Copy every line of the data that includes the string "magazynu".

——

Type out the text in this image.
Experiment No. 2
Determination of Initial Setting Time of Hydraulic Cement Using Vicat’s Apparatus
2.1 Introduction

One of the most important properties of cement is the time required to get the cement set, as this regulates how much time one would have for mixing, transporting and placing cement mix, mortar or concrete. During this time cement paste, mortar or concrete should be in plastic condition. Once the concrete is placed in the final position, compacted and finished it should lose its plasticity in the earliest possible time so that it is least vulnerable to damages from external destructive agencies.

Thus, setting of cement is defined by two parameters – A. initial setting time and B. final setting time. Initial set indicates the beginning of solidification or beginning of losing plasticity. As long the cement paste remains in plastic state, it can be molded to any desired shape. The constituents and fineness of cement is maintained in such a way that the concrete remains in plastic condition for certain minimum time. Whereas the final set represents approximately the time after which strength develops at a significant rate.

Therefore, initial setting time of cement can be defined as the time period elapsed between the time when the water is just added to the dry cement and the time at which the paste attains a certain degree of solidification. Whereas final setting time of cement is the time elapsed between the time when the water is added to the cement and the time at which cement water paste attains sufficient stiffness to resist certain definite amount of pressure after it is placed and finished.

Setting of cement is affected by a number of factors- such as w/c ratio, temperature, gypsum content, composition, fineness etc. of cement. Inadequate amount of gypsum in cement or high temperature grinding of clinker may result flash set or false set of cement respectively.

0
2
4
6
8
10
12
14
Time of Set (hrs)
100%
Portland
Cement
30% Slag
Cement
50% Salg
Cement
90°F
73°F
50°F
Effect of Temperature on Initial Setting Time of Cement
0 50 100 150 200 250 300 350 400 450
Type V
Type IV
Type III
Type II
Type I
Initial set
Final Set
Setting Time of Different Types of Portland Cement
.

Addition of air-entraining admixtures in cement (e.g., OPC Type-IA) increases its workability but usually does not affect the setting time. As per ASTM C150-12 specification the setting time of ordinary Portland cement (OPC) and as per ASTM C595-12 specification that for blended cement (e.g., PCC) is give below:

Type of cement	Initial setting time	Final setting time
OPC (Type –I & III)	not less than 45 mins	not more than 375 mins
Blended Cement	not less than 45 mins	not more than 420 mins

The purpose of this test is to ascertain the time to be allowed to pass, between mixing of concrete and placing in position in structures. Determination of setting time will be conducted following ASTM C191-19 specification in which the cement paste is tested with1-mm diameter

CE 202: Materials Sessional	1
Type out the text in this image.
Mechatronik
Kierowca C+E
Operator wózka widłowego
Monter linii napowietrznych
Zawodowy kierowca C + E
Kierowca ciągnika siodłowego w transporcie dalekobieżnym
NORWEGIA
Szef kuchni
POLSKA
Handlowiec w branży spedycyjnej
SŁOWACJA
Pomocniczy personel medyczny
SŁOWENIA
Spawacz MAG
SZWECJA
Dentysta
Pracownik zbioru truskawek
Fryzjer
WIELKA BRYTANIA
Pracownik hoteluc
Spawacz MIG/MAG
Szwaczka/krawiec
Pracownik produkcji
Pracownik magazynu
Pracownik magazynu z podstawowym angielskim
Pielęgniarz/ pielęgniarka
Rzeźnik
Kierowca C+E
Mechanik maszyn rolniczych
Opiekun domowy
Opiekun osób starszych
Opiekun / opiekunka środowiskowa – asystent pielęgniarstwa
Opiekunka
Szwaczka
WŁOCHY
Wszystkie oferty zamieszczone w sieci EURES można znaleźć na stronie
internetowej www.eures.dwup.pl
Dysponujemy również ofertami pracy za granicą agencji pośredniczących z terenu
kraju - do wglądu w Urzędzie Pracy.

——

- FINAL RESULT:
Pracownik magazynu
Pracownik magazynu z podstawowym angielskim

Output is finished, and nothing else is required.